# What is expected
Copy out each line of the listing that has the word "JSON" in it.

# Dataset rows

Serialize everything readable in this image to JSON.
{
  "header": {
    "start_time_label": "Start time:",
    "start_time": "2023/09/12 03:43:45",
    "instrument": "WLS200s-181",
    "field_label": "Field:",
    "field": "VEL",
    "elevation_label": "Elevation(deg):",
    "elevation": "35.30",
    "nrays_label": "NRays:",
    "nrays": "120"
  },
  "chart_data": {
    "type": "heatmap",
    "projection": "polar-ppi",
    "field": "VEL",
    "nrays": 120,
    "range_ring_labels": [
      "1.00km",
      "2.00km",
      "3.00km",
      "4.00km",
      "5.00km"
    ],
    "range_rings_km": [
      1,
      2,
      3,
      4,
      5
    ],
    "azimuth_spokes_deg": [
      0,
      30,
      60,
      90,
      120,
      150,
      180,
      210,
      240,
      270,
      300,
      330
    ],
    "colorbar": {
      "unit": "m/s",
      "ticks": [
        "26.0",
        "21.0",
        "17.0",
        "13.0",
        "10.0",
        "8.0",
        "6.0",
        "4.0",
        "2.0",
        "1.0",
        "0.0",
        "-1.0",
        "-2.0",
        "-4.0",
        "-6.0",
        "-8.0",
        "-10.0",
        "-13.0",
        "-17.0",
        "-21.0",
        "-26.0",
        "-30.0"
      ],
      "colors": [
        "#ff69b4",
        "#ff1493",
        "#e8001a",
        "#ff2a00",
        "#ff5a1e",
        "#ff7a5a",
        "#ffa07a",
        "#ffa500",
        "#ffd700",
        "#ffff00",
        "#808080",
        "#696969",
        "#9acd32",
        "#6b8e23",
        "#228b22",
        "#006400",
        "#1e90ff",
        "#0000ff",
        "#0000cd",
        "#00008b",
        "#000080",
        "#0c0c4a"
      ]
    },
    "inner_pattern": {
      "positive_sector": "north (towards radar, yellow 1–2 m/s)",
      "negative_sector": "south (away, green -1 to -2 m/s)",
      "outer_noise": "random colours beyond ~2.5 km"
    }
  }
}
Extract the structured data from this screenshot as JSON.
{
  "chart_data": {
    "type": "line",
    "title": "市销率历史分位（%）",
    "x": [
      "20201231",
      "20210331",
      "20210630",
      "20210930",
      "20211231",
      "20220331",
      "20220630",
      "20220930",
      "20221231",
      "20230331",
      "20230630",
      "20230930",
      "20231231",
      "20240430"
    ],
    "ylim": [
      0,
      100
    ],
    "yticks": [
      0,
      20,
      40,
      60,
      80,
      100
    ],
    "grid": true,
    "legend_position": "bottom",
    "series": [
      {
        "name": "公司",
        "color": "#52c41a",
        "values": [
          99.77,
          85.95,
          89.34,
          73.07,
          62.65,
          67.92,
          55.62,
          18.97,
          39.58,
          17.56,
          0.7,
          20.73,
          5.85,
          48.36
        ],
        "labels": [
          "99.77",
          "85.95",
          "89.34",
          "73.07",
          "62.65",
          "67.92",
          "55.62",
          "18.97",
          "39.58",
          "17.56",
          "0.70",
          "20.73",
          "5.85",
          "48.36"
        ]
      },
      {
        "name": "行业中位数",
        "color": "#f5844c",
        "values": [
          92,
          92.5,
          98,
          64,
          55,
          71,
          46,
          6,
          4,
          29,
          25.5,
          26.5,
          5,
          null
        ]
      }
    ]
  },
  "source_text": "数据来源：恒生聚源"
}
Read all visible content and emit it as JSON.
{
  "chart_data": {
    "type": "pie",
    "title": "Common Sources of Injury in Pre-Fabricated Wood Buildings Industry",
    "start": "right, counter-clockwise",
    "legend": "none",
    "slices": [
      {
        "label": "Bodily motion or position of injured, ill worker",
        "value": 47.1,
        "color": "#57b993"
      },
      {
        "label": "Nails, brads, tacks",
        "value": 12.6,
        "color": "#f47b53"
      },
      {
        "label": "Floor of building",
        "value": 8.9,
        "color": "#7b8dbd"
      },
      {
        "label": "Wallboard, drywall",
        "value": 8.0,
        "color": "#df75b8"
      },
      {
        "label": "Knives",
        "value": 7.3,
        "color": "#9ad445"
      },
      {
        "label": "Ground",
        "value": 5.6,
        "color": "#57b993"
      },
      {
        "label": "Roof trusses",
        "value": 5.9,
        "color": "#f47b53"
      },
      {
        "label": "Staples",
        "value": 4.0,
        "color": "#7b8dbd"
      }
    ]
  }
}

# Problem solution
Serialize everything readable in this image to JSON.
Extract the structured data from this screenshot as JSON.
Read all visible content and emit it as JSON.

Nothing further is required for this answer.